[Directions for this task]
Gather up all lines that carry the word "كقوله".

[Data excerpts]
****
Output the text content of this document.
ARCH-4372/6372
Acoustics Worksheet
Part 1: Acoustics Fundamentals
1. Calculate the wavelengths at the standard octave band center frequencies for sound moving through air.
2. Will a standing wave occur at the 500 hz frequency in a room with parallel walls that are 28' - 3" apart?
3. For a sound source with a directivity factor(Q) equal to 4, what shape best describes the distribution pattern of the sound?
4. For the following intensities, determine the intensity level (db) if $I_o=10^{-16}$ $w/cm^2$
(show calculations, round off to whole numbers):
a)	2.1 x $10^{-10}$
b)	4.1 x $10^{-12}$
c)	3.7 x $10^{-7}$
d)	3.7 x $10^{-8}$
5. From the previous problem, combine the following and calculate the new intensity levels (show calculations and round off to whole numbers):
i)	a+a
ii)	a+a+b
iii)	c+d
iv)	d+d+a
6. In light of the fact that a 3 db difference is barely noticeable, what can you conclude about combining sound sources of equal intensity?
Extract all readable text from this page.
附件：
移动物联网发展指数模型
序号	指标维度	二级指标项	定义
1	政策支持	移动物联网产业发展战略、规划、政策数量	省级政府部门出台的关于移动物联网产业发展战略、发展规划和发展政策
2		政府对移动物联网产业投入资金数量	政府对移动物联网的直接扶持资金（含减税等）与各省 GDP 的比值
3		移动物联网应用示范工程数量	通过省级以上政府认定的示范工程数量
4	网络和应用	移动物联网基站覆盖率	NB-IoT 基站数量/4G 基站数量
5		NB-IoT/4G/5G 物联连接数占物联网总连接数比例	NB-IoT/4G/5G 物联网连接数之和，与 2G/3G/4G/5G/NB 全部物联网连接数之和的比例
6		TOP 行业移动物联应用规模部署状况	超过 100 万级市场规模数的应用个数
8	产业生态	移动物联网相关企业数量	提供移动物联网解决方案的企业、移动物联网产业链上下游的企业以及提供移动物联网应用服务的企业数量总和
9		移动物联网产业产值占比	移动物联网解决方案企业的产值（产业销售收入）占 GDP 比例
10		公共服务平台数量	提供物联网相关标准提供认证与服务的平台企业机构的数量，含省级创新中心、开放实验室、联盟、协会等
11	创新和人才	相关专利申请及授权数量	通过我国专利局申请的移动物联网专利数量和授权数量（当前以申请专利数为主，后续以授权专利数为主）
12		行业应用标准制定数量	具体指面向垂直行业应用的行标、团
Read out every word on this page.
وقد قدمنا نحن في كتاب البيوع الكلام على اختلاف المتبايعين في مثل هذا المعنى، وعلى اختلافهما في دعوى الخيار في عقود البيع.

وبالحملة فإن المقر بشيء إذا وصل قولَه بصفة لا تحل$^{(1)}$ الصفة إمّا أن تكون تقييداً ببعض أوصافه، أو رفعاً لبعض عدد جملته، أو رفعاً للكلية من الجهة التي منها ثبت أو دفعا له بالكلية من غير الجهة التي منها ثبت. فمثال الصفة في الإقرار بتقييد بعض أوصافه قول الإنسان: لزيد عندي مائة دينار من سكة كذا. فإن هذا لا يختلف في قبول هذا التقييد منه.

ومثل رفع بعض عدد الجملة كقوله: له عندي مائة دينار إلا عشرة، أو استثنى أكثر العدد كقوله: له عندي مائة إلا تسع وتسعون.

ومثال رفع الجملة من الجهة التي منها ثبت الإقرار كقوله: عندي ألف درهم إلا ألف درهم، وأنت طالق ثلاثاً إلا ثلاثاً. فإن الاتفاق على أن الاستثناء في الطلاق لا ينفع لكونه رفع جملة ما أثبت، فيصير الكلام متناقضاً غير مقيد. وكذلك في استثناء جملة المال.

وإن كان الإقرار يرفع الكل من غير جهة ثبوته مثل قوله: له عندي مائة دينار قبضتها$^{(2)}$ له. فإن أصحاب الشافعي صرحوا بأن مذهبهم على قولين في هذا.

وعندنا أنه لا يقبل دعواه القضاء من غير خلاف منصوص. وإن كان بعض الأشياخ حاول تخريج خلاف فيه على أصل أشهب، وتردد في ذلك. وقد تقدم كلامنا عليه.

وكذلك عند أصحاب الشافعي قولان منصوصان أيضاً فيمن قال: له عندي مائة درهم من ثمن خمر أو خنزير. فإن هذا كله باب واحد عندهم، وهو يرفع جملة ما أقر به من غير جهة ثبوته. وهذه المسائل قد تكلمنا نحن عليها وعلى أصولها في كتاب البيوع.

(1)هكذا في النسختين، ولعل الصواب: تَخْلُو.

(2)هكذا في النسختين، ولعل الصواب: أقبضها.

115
****
[Complete output]
ومثل رفع بعض عدد الجملة كقوله: له عندي مائة دينار إلا عشرة، أو استثنى أكثر العدد كقوله: له عندي مائة إلا تسع وتسعون.
ومثال رفع الجملة من الجهة التي منها ثبت الإقرار كقوله: عندي ألف درهم إلا ألف درهم، وأنت طالق ثلاثاً إلا ثلاثاً. فإن الاتفاق على أن الاستثناء في الطلاق لا ينفع لكونه رفع جملة ما أثبت، فيصير الكلام متناقضاً غير مقيد. وكذلك في استثناء جملة المال.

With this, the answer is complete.